## [WHAT THE TASK REQUIRES]
Please extract every line of the data below and copy each one unchanged.

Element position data
#####

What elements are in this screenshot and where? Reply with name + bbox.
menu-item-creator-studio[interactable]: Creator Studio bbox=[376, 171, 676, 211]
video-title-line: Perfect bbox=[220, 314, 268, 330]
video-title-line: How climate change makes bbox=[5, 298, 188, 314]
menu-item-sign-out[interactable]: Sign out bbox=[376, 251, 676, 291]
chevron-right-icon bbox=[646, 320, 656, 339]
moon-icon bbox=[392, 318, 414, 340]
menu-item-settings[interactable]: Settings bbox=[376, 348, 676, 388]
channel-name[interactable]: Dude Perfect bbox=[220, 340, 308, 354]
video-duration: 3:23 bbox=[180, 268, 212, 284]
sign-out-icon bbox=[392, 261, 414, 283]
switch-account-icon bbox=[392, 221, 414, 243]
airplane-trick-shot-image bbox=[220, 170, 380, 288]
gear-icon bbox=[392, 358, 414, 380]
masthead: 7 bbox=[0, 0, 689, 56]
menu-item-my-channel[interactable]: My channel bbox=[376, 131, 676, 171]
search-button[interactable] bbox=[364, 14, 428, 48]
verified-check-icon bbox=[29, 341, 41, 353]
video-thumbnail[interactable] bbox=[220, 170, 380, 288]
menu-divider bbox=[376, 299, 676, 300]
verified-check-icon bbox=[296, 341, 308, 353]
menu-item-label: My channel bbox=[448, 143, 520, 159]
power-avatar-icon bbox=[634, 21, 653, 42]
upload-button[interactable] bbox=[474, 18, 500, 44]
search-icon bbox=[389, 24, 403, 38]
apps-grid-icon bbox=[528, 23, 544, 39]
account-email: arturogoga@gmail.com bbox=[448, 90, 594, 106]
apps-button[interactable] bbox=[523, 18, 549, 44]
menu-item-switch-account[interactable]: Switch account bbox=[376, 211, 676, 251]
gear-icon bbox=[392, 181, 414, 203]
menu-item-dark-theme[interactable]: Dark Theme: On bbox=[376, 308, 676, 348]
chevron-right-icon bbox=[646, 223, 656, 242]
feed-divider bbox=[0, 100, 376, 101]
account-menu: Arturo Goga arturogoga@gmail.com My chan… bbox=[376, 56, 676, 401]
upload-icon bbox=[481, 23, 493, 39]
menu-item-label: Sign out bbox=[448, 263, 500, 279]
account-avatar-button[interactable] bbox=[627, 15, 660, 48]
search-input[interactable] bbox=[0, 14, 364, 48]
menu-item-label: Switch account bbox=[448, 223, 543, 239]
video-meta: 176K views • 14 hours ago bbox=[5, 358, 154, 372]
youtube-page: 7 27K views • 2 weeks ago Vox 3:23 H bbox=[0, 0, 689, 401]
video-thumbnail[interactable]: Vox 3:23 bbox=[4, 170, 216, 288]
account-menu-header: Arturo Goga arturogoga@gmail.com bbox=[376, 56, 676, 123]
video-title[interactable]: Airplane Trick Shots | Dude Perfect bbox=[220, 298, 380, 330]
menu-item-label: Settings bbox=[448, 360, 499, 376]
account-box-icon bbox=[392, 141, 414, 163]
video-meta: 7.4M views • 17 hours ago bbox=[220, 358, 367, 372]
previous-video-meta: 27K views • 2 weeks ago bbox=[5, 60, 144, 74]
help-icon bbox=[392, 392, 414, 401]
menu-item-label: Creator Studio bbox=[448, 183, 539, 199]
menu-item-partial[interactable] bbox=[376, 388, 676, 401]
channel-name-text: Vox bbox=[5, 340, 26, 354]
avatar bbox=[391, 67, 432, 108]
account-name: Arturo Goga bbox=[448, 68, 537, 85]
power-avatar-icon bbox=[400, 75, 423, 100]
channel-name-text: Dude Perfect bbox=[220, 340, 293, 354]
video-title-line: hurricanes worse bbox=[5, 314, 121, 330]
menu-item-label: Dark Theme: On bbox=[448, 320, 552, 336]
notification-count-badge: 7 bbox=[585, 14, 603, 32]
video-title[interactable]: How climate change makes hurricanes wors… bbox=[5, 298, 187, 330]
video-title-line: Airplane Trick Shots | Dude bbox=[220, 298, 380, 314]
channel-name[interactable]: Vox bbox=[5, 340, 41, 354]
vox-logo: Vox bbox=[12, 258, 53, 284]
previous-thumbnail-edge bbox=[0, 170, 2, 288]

#####

## [SOLUTION FOR THIS EXERCISE]
What elements are in this screenshot and where? Reply with name + bbox.
menu-item-creator-studio[interactable]: Creator Studio bbox=[376, 171, 676, 211]
video-title-line: Perfect bbox=[220, 314, 268, 330]
video-title-line: How climate change makes bbox=[5, 298, 188, 314]
menu-item-sign-out[interactable]: Sign out bbox=[376, 251, 676, 291]
chevron-right-icon bbox=[646, 320, 656, 339]
moon-icon bbox=[392, 318, 414, 340]
menu-item-settings[interactable]: Settings bbox=[376, 348, 676, 388]
channel-name[interactable]: Dude Perfect bbox=[220, 340, 308, 354]
video-duration: 3:23 bbox=[180, 268, 212, 284]
sign-out-icon bbox=[392, 261, 414, 283]
switch-account-icon bbox=[392, 221, 414, 243]
airplane-trick-shot-image bbox=[220, 170, 380, 288]
gear-icon bbox=[392, 358, 414, 380]
masthead: 7 bbox=[0, 0, 689, 56]
menu-item-my-channel[interactable]: My channel bbox=[376, 131, 676, 171]
search-button[interactable] bbox=[364, 14, 428, 48]
verified-check-icon bbox=[29, 341, 41, 353]
video-thumbnail[interactable] bbox=[220, 170, 380, 288]
menu-divider bbox=[376, 299, 676, 300]
verified-check-icon bbox=[296, 341, 308, 353]
menu-item-label: My channel bbox=[448, 143, 520, 159]
power-avatar-icon bbox=[634, 21, 653, 42]
upload-button[interactable] bbox=[474, 18, 500, 44]
search-icon bbox=[389, 24, 403, 38]
apps-grid-icon bbox=[528, 23, 544, 39]
account-email: arturogoga@gmail.com bbox=[448, 90, 594, 106]
apps-button[interactable] bbox=[523, 18, 549, 44]
menu-item-switch-account[interactable]: Switch account bbox=[376, 211, 676, 251]
gear-icon bbox=[392, 181, 414, 203]
menu-item-dark-theme[interactable]: Dark Theme: On bbox=[376, 308, 676, 348]
chevron-right-icon bbox=[646, 223, 656, 242]
feed-divider bbox=[0, 100, 376, 101]
account-menu: Arturo Goga arturogoga@gmail.com My chan… bbox=[376, 56, 676, 401]
upload-icon bbox=[481, 23, 493, 39]
menu-item-label: Sign out bbox=[448, 263, 500, 279]
account-avatar-button[interactable] bbox=[627, 15, 660, 48]
search-input[interactable] bbox=[0, 14, 364, 48]
menu-item-label: Switch account bbox=[448, 223, 543, 239]
video-meta: 176K views • 14 hours ago bbox=[5, 358, 154, 372]
youtube-page: 7 27K views • 2 weeks ago Vox 3:23 H bbox=[0, 0, 689, 401]
video-thumbnail[interactable]: Vox 3:23 bbox=[4, 170, 216, 288]
account-menu-header: Arturo Goga arturogoga@gmail.com bbox=[376, 56, 676, 123]
video-title[interactable]: Airplane Trick Shots | Dude Perfect bbox=[220, 298, 380, 330]
menu-item-label: Settings bbox=[448, 360, 499, 376]
account-box-icon bbox=[392, 141, 414, 163]
video-meta: 7.4M views • 17 hours ago bbox=[220, 358, 367, 372]
previous-video-meta: 27K views • 2 weeks ago bbox=[5, 60, 144, 74]
help-icon bbox=[392, 392, 414, 401]
menu-item-label: Creator Studio bbox=[448, 183, 539, 199]
menu-item-partial[interactable] bbox=[376, 388, 676, 401]
channel-name-text: Vox bbox=[5, 340, 26, 354]
avatar bbox=[391, 67, 432, 108]
account-name: Arturo Goga bbox=[448, 68, 537, 85]
power-avatar-icon bbox=[400, 75, 423, 100]
channel-name-text: Dude Perfect bbox=[220, 340, 293, 354]
video-title-line: hurricanes worse bbox=[5, 314, 121, 330]
menu-item-label: Dark Theme: On bbox=[448, 320, 552, 336]
notification-count-badge: 7 bbox=[585, 14, 603, 32]
video-title[interactable]: How climate change makes hurricanes wors… bbox=[5, 298, 187, 330]
video-title-line: Airplane Trick Shots | Dude bbox=[220, 298, 380, 314]
channel-name[interactable]: Vox bbox=[5, 340, 41, 354]
vox-logo: Vox bbox=[12, 258, 53, 284]
previous-thumbnail-edge bbox=[0, 170, 2, 288]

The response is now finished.